## START
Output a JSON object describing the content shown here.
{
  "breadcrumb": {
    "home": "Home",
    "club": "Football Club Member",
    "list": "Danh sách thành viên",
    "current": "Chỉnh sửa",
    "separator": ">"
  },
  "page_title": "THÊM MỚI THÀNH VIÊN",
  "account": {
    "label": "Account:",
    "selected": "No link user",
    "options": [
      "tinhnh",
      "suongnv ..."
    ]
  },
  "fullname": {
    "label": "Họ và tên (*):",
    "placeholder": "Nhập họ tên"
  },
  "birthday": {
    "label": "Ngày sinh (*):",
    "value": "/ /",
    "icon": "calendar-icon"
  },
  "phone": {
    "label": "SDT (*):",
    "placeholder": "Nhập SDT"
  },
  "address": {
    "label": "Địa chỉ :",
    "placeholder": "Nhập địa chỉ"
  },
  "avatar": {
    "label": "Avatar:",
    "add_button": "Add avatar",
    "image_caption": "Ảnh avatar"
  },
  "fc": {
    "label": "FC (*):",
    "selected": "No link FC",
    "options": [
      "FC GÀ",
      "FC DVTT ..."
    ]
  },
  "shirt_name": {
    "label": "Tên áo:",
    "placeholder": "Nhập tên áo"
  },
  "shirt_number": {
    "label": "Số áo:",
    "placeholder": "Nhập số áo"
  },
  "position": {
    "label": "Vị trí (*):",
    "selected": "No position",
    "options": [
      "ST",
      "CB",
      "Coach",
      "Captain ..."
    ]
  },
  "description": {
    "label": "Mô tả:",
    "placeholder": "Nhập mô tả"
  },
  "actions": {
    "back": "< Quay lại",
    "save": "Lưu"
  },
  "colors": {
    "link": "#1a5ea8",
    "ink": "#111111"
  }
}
## END
WHAT THE TASK ASKS: Print the records above in full, exactly.

REPLY TO THE TASK:
Output a JSON object describing the content shown here.
{
  "breadcrumb": {
    "home": "Home",
    "club": "Football Club Member",
    "list": "Danh sách thành viên",
    "current": "Chỉnh sửa",
    "separator": ">"
  },
  "page_title": "THÊM MỚI THÀNH VIÊN",
  "account": {
    "label": "Account:",
    "selected": "No link user",
    "options": [
      "tinhnh",
      "suongnv ..."
    ]
  },
  "fullname": {
    "label": "Họ và tên (*):",
    "placeholder": "Nhập họ tên"
  },
  "birthday": {
    "label": "Ngày sinh (*):",
    "value": "/ /",
    "icon": "calendar-icon"
  },
  "phone": {
    "label": "SDT (*):",
    "placeholder": "Nhập SDT"
  },
  "address": {
    "label": "Địa chỉ :",
    "placeholder": "Nhập địa chỉ"
  },
  "avatar": {
    "label": "Avatar:",
    "add_button": "Add avatar",
    "image_caption": "Ảnh avatar"
  },
  "fc": {
    "label": "FC (*):",
    "selected": "No link FC",
    "options": [
      "FC GÀ",
      "FC DVTT ..."
    ]
  },
  "shirt_name": {
    "label": "Tên áo:",
    "placeholder": "Nhập tên áo"
  },
  "shirt_number": {
    "label": "Số áo:",
    "placeholder": "Nhập số áo"
  },
  "position": {
    "label": "Vị trí (*):",
    "selected": "No position",
    "options": [
      "ST",
      "CB",
      "Coach",
      "Captain ..."
    ]
  },
  "description": {
    "label": "Mô tả:",
    "placeholder": "Nhập mô tả"
  },
  "actions": {
    "back": "< Quay lại",
    "save": "Lưu"
  },
  "colors": {
    "link": "#1a5ea8",
    "ink": "#111111"
  }
}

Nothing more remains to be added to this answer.